━━ Given records ━━

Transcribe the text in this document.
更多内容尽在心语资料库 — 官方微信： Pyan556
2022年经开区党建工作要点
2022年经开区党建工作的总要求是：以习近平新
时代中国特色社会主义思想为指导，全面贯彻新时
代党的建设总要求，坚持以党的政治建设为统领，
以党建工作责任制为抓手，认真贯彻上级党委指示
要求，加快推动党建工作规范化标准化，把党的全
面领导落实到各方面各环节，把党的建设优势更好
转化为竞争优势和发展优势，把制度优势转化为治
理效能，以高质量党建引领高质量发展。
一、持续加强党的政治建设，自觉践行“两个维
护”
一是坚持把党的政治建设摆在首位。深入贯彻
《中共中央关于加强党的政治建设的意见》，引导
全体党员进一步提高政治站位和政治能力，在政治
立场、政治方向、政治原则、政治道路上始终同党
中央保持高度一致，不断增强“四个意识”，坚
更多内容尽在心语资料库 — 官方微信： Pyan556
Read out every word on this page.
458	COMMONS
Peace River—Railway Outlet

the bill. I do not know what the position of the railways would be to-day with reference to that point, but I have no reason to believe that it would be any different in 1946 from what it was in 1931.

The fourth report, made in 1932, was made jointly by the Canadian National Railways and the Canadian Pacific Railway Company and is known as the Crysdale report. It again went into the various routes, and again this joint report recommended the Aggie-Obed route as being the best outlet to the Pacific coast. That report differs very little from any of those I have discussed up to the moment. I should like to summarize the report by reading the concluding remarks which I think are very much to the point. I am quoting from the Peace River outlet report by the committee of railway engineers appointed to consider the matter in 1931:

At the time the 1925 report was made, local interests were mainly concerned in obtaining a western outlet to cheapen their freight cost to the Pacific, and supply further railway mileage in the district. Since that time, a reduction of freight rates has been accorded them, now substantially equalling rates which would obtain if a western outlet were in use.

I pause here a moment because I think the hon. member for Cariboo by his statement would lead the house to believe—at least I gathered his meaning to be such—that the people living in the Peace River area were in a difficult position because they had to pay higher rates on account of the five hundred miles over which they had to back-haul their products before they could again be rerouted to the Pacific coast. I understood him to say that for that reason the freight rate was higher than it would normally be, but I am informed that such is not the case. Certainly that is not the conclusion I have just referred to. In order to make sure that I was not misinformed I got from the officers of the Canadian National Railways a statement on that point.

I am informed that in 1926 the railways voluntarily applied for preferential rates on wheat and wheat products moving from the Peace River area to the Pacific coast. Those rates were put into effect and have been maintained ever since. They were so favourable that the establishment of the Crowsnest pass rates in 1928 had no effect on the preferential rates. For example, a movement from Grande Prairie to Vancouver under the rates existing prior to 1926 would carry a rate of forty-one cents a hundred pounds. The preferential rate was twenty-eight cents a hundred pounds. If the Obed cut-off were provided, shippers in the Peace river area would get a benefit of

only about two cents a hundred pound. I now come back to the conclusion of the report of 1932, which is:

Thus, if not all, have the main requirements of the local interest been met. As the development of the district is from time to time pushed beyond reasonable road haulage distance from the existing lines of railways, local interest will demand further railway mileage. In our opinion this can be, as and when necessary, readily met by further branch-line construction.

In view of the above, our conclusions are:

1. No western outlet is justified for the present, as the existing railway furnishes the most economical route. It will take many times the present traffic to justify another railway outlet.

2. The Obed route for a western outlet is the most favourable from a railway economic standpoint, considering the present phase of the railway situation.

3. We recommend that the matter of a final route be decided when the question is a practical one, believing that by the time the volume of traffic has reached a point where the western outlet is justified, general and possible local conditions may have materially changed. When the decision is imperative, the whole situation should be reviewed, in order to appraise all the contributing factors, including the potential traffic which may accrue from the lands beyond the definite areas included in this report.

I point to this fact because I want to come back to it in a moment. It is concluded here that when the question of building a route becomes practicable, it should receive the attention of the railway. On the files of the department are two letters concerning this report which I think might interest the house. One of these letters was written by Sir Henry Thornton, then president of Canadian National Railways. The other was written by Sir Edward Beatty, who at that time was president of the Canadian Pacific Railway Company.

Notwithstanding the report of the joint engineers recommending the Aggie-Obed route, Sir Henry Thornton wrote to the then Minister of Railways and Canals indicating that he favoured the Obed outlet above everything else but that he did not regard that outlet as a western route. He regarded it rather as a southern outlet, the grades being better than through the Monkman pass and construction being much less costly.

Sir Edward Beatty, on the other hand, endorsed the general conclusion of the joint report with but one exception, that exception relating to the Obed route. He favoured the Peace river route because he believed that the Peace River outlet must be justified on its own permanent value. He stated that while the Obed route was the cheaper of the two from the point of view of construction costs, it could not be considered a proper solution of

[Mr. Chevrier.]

━━━

#### [Task instructions]
Take every line from the records above that has the word "will" and copy it.

#### [Response for this exercise]
Thus, if not all, have the main requirements of the local interest been met. As the development of the district is from time to time pushed beyond reasonable road haulage distance from the existing lines of railways, local interest will demand further railway mileage. In our opinion this can be, as and when necessary, readily met by further branch-line construction.
1. No western outlet is justified for the present, as the existing railway furnishes the most economical route. It will take many times the present traffic to justify another railway outlet.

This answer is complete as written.